Data records:
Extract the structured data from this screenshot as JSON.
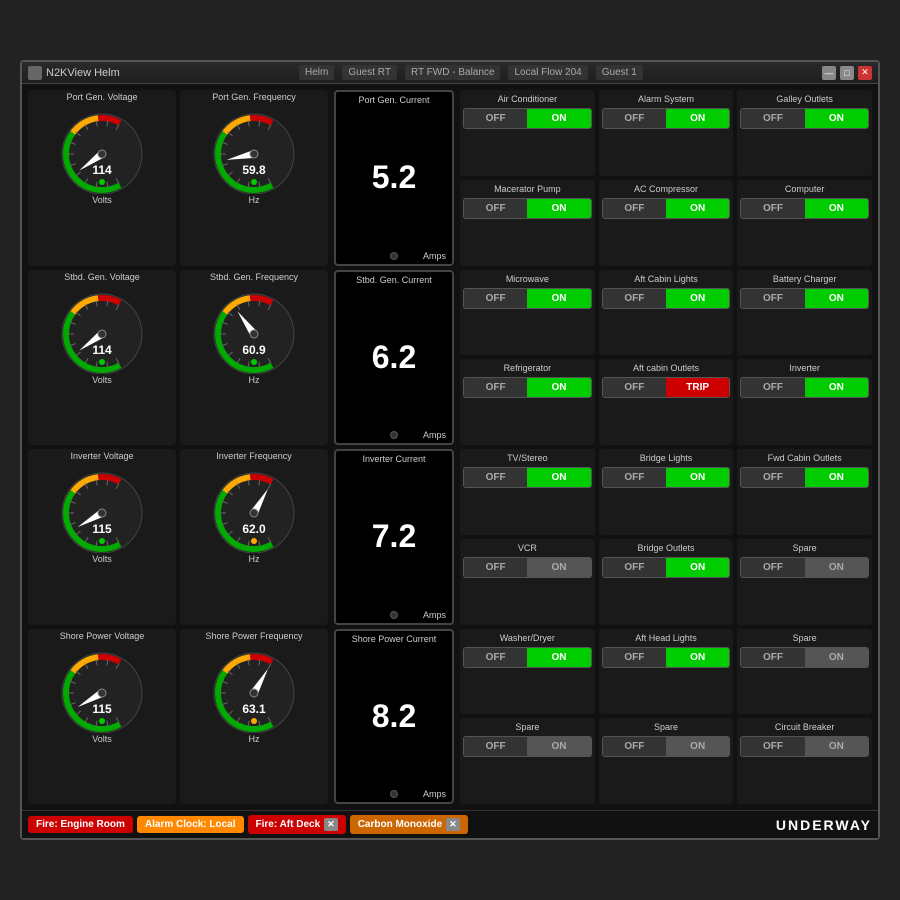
{
  "window": {
    "title": "N2KView Helm",
    "tabs": [
      "Helm",
      "Guest RT",
      "RT FWD - Balance",
      "Local Flow 204",
      "Guest 1"
    ],
    "status": "UNDERWAY"
  },
  "gauges": [
    {
      "label": "Port Gen. Voltage",
      "value": "114",
      "unit": "Volts",
      "min": 100,
      "max": 140,
      "needle": 114,
      "arc_color": "#00cc00"
    },
    {
      "label": "Port Gen. Frequency",
      "value": "59.8",
      "unit": "Hz",
      "min": 58,
      "max": 62,
      "needle": 59.8,
      "arc_color": "#00cc00"
    },
    {
      "label": "Stbd. Gen. Voltage",
      "value": "114",
      "unit": "Volts",
      "min": 100,
      "max": 140,
      "needle": 114,
      "arc_color": "#00cc00"
    },
    {
      "label": "Stbd. Gen. Frequency",
      "value": "60.9",
      "unit": "Hz",
      "min": 58,
      "max": 62,
      "needle": 60.9,
      "arc_color": "#00cc00"
    },
    {
      "label": "Inverter Voltage",
      "value": "115",
      "unit": "Volts",
      "min": 100,
      "max": 140,
      "needle": 115,
      "arc_color": "#00cc00"
    },
    {
      "label": "Inverter Frequency",
      "value": "62.0",
      "unit": "Hz",
      "min": 58,
      "max": 62,
      "needle": 62.0,
      "arc_color": "#ff8800"
    },
    {
      "label": "Shore Power Voltage",
      "value": "115",
      "unit": "Volts",
      "min": 100,
      "max": 140,
      "needle": 115,
      "arc_color": "#00cc00"
    },
    {
      "label": "Shore Power Frequency",
      "value": "63.1",
      "unit": "Hz",
      "min": 58,
      "max": 62,
      "needle": 63.1,
      "arc_color": "#ff8800"
    }
  ],
  "currents": [
    {
      "label": "Port Gen. Current",
      "value": "5.2",
      "unit": "Amps"
    },
    {
      "label": "Stbd. Gen. Current",
      "value": "6.2",
      "unit": "Amps"
    },
    {
      "label": "Inverter Current",
      "value": "7.2",
      "unit": "Amps"
    },
    {
      "label": "Shore Power Current",
      "value": "8.2",
      "unit": "Amps"
    }
  ],
  "switches": [
    {
      "label": "Air Conditioner",
      "state": "on"
    },
    {
      "label": "Alarm System",
      "state": "on"
    },
    {
      "label": "Galley Outlets",
      "state": "on"
    },
    {
      "label": "Macerator Pump",
      "state": "on"
    },
    {
      "label": "AC Compressor",
      "state": "on"
    },
    {
      "label": "Computer",
      "state": "on"
    },
    {
      "label": "Microwave",
      "state": "on"
    },
    {
      "label": "Aft Cabin Lights",
      "state": "on"
    },
    {
      "label": "Battery Charger",
      "state": "on"
    },
    {
      "label": "Refrigerator",
      "state": "on"
    },
    {
      "label": "Aft cabin Outlets",
      "state": "trip"
    },
    {
      "label": "Inverter",
      "state": "on"
    },
    {
      "label": "TV/Stereo",
      "state": "on"
    },
    {
      "label": "Bridge Lights",
      "state": "on"
    },
    {
      "label": "Fwd Cabin Outlets",
      "state": "on"
    },
    {
      "label": "VCR",
      "state": "off"
    },
    {
      "label": "Bridge Outlets",
      "state": "on"
    },
    {
      "label": "Spare",
      "state": "off"
    },
    {
      "label": "Washer/Dryer",
      "state": "on"
    },
    {
      "label": "Aft Head Lights",
      "state": "on"
    },
    {
      "label": "Spare",
      "state": "off"
    },
    {
      "label": "Spare",
      "state": "off"
    },
    {
      "label": "Spare",
      "state": "off"
    },
    {
      "label": "Circuit Breaker",
      "state": "off"
    }
  ],
  "alarms": [
    {
      "label": "Fire: Engine Room",
      "type": "fire",
      "closeable": false
    },
    {
      "label": "Alarm Clock: Local",
      "type": "clock",
      "closeable": false
    },
    {
      "label": "Fire: Aft Deck",
      "type": "fire2",
      "closeable": true
    },
    {
      "label": "Carbon Monoxide",
      "type": "carbon",
      "closeable": true
    }
  ],
  "labels": {
    "off": "OFF",
    "on": "ON",
    "trip": "TRIP"
  }
}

## Challenge
Extract from the material all lines containing the string "Voltage".

## Result below
      "label": "Port Gen. Voltage",
      "label": "Stbd. Gen. Voltage",
      "label": "Inverter Voltage",
      "label": "Shore Power Voltage",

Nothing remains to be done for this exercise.